Tambah Anggaran Rp100 T, MBG Bakal Ciptakan Efek Luar Biasa!
Ilustrasi program makan bergizi gratis. FotoIndonesia.go.id--
Radarlambar.backoran.co- Program Makan Bergizi Gratis (MBG) menjadi prioritas utama pemerintahan Prabowo Subianto dalam rangka mendorong ketahanan pangan dan peningkatan kualitas sumber daya manusia (SDM) Indonesia.
Menteri Keuangan, Sri Mulyani Indrawati, menjelaskan bahwa program ini tidak hanya berfungsi sebagai program sosial, tetapi juga sebagai pendorong pertumbuhan ekonomi berbasis rakyat yang menciptakan lapangan kerja dan memperkuat sektor Usaha Kecil, Koperasi, dan Menengah (UKKM).

> [PERMINTAAN TUGAS] Tolong tuliskan ulang bagian teks tentang program Makan Bergizi Gratis tanpa perubahan, mulai pada kata-kata yang berisi "Menteri Keuangan, Sri", lalu berhenti setelah "dan Menengah (UKKM).". Catatan di bawah ini merupakan bahan tersendiri.

> [CATATAN MENTAH]
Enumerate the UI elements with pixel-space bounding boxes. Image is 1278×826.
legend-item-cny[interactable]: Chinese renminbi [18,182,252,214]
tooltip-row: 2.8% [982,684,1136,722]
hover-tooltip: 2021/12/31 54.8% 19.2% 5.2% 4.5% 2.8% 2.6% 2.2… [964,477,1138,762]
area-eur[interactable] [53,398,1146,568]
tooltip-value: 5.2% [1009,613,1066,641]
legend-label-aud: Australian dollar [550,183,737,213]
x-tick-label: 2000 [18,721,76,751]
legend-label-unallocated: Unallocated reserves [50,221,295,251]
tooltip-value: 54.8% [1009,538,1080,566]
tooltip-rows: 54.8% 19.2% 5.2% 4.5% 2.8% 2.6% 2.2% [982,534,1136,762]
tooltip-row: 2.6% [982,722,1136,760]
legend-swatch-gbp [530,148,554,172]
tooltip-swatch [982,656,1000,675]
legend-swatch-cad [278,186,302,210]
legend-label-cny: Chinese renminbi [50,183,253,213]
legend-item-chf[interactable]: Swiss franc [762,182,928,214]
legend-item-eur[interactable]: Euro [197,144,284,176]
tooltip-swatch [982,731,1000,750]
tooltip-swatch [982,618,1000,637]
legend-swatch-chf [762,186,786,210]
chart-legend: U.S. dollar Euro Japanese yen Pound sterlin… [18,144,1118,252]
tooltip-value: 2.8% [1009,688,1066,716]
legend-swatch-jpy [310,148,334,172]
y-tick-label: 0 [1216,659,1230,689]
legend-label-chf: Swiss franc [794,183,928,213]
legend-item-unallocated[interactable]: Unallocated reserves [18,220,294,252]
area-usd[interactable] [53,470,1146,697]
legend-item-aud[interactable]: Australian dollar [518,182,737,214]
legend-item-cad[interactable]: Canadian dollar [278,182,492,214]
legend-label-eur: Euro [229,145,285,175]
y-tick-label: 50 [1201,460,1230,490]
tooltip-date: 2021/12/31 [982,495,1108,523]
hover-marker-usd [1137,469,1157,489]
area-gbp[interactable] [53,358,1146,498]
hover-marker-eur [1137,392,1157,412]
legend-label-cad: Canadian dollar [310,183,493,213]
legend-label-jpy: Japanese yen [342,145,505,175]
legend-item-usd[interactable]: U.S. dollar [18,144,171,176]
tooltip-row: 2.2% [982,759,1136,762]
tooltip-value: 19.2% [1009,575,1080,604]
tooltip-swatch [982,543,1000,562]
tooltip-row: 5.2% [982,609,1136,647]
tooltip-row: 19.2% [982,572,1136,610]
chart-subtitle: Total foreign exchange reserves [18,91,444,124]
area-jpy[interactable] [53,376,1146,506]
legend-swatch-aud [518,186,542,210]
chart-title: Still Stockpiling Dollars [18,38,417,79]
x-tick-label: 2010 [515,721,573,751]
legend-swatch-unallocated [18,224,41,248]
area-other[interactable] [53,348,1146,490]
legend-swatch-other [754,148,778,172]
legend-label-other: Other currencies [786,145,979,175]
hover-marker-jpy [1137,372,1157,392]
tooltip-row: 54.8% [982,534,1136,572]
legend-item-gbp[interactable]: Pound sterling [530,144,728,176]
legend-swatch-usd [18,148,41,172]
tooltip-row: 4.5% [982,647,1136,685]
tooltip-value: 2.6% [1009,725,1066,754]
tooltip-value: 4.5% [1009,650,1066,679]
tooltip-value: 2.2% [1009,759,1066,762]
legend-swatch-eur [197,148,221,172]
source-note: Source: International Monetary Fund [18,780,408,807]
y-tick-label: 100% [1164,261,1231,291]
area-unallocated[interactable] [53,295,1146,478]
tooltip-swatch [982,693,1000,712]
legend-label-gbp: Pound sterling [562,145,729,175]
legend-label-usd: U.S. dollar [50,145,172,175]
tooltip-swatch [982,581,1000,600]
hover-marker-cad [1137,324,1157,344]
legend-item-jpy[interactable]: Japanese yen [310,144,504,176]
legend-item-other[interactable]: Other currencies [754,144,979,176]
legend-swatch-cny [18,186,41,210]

> [HASIL LATIHAN]
Menteri Keuangan, Sri Mulyani Indrawati, menjelaskan bahwa program ini tidak hanya berfungsi sebagai program sosial, tetapi juga sebagai pendorong pertumbuhan ekonomi berbasis rakyat yang menciptakan lapangan kerja dan memperkuat sektor Usaha Kecil, Koperasi, dan Menengah (UKKM).